● **Exercise goal**
Please report each line of the listing below that contains the string "item", copied in full. Matches are case-sensitive.

● **Material provided**
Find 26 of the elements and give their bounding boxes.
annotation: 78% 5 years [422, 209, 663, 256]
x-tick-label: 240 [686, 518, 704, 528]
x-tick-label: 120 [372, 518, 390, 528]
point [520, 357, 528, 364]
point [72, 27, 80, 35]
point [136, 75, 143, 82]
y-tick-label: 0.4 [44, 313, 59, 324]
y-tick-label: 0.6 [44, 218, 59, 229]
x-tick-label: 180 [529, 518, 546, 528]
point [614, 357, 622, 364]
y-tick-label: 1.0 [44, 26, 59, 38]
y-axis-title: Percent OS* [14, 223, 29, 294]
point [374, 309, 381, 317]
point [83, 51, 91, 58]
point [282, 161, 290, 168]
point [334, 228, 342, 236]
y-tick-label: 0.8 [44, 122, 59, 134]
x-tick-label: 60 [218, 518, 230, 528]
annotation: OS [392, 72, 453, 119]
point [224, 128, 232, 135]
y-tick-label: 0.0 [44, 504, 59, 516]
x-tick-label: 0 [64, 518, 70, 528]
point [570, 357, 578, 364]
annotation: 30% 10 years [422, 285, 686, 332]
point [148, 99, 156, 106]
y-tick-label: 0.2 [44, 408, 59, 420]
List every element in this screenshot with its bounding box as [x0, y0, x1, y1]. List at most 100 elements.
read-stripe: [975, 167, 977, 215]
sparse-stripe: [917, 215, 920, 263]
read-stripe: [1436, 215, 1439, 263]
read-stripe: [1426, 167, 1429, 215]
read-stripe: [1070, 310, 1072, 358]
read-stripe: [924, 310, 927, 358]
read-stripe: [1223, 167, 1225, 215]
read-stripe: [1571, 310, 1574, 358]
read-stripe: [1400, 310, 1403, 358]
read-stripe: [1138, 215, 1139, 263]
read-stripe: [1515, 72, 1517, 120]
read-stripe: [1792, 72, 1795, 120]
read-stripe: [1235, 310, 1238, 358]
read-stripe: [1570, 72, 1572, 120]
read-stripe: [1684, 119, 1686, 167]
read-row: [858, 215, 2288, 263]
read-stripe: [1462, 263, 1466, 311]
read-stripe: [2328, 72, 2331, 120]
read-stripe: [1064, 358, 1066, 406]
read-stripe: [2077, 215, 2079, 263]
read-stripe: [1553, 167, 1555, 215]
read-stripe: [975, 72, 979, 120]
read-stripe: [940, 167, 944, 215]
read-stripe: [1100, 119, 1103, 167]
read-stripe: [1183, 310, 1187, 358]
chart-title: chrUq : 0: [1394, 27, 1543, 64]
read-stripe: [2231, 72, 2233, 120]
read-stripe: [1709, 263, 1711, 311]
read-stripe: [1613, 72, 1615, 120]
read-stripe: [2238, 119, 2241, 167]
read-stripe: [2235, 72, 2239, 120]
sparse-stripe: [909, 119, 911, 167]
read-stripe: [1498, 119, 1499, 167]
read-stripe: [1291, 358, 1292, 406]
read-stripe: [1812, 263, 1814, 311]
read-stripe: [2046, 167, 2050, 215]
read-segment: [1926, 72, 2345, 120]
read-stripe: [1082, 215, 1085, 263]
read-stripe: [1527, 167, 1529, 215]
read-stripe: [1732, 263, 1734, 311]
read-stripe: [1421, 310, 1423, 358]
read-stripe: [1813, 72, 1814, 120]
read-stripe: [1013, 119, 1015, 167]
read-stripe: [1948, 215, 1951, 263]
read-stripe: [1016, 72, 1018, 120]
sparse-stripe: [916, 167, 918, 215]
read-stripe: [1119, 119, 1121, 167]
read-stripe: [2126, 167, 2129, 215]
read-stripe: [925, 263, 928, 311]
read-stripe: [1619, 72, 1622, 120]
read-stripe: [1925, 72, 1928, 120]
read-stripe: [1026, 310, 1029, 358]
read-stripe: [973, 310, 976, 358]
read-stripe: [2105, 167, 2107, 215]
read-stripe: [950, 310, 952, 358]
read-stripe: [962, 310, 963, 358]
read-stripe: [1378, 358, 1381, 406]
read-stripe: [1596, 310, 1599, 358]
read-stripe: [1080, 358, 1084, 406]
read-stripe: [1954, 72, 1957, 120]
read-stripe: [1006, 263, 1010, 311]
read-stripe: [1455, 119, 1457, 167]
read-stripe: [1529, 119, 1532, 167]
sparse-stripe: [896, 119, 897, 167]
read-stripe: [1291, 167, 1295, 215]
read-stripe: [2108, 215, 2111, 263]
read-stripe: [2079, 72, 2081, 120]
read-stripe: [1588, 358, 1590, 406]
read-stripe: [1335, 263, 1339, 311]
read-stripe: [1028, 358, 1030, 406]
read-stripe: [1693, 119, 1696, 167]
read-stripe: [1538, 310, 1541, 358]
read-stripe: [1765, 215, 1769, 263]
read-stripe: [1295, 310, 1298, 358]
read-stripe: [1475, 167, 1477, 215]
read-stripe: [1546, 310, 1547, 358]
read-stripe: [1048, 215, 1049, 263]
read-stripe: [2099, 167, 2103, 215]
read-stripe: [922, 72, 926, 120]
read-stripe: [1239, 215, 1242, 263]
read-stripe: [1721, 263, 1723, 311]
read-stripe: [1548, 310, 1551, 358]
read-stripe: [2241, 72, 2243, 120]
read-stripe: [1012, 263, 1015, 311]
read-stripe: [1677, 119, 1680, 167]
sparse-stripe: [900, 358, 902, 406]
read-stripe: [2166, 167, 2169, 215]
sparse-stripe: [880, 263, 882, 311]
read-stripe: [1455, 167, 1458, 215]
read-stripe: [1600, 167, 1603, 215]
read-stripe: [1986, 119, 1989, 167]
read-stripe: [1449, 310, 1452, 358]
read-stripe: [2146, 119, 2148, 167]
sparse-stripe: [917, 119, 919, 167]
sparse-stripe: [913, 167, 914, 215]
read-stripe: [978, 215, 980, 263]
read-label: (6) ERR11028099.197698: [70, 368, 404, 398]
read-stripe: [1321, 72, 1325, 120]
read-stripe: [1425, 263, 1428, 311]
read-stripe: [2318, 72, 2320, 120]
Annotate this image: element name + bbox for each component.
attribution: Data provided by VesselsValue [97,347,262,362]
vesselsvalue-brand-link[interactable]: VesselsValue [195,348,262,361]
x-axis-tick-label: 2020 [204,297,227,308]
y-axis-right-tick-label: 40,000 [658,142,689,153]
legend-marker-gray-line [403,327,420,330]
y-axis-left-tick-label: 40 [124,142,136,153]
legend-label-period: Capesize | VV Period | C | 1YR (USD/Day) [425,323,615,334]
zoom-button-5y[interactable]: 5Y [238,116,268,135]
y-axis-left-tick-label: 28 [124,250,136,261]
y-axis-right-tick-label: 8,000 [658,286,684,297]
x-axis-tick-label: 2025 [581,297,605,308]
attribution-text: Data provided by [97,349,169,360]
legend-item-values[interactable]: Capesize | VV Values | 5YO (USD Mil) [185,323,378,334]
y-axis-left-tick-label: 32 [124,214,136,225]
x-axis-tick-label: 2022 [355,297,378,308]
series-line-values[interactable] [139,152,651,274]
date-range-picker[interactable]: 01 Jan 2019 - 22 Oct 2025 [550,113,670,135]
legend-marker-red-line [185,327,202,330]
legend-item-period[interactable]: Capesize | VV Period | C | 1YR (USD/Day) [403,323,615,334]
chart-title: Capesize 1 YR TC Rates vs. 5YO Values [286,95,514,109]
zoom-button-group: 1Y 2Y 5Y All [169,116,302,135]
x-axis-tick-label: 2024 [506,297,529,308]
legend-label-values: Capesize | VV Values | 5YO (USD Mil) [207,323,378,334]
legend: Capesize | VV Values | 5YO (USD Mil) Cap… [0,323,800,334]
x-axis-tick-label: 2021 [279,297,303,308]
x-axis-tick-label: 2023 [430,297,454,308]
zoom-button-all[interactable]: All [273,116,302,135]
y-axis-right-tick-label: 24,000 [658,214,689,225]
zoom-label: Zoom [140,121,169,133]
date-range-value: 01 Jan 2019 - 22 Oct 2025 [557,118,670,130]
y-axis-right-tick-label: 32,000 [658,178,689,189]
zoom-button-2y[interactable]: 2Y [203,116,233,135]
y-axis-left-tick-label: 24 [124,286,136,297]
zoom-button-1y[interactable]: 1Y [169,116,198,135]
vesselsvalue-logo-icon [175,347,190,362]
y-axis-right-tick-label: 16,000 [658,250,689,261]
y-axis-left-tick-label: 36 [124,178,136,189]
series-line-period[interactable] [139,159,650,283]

● **Exercise result**
legend-item-values[interactable]: Capesize | VV Values | 5YO (USD Mil) [185,323,378,334]
legend-item-period[interactable]: Capesize | VV Period | C | 1YR (USD/Day) [403,323,615,334]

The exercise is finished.